- _Material supplied_:
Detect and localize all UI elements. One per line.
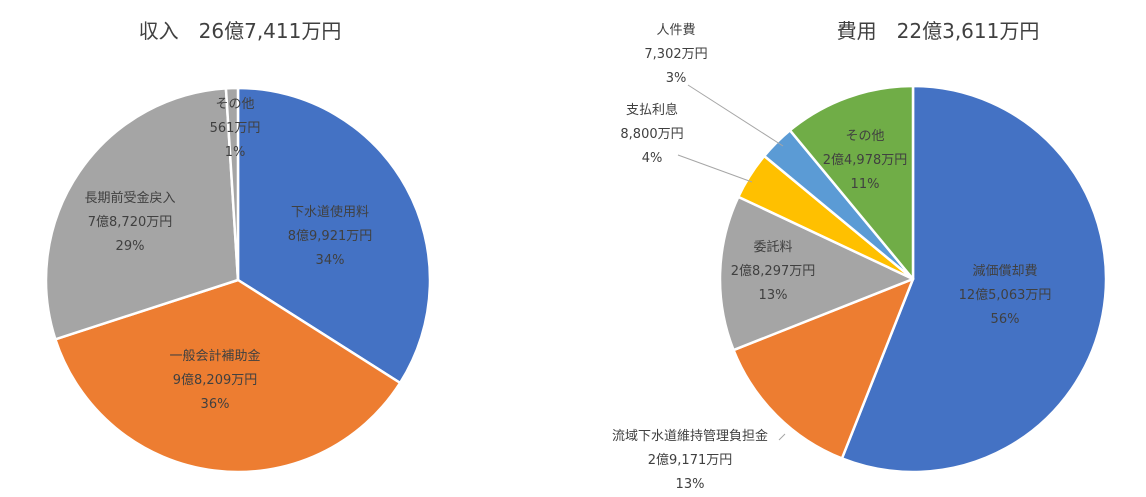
slice-label: その他 561万円 1% [210,97,261,160]
income-chart-title: 収入 26億7,411万円 [139,19,342,43]
expense-pie: 減価償却費 12億5,063万円 56% 流域下水道維持管理負担金 2億9,171万円 1… [612,23,1108,492]
leader-line [677,154,753,183]
pie-slice [224,86,240,282]
leader-line [778,433,786,441]
pie-slice [840,84,1108,474]
slice-label: 一般会計補助金 9億8,209万円 36% [169,348,260,412]
pie-slice [44,87,240,341]
slice-label: 減価償却費 12億5,063万円 56% [959,263,1052,327]
leader-line [687,84,784,147]
pie-slice [718,195,915,352]
pie-slice [732,277,915,460]
pie-slice [788,84,915,281]
slice-label: その他 2億4,978万円 11% [823,129,908,192]
slice-label: 委託料 2億8,297万円 13% [731,239,816,303]
pie-slice [54,278,402,474]
slice-label: 支払利息 8,800万円 4% [620,102,683,166]
income-pie: 下水道使用料 8億9,921万円 34% 一般会計補助金 9億8,209万円 36% 長期前… [44,86,432,474]
slice-label: 長期前受金戻入 7億8,720万円 29% [84,190,175,254]
expense-chart-title: 費用 22億3,611万円 [837,19,1040,43]
slice-label: 人件費 7,302万円 3% [644,23,707,86]
slice-label: 下水道使用料 8億9,921万円 34% [288,204,373,268]
slice-label: 流域下水道維持管理負担金 2億9,171万円 13% [612,428,768,492]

- _Directive_: Present the records above as a Markdown table with columns "Row" and "Line", starting with the line that contains "slice-label: その他 561万円 1% [210,97,261,160]" and going on through the line that contains "leader-line [778,433,786,441]". Number each row and leave out any blank lines.

- _Problem solution_:
| Row | Line |
|---|---|
| 1 | slice-label: その他 561万円 1% [210,97,261,160] |
| 2 | income-chart-title: 収入 26億7,411万円 [139,19,342,43] |
| 3 | expense-pie: 減価償却費 12億5,063万円 56% 流域下水道維持管理負担金 2億9,171万円 1… [612,23,1108,492] |
| 4 | leader-line [677,154,753,183] |
| 5 | pie-slice [224,86,240,282] |
| 6 | leader-line [778,433,786,441] |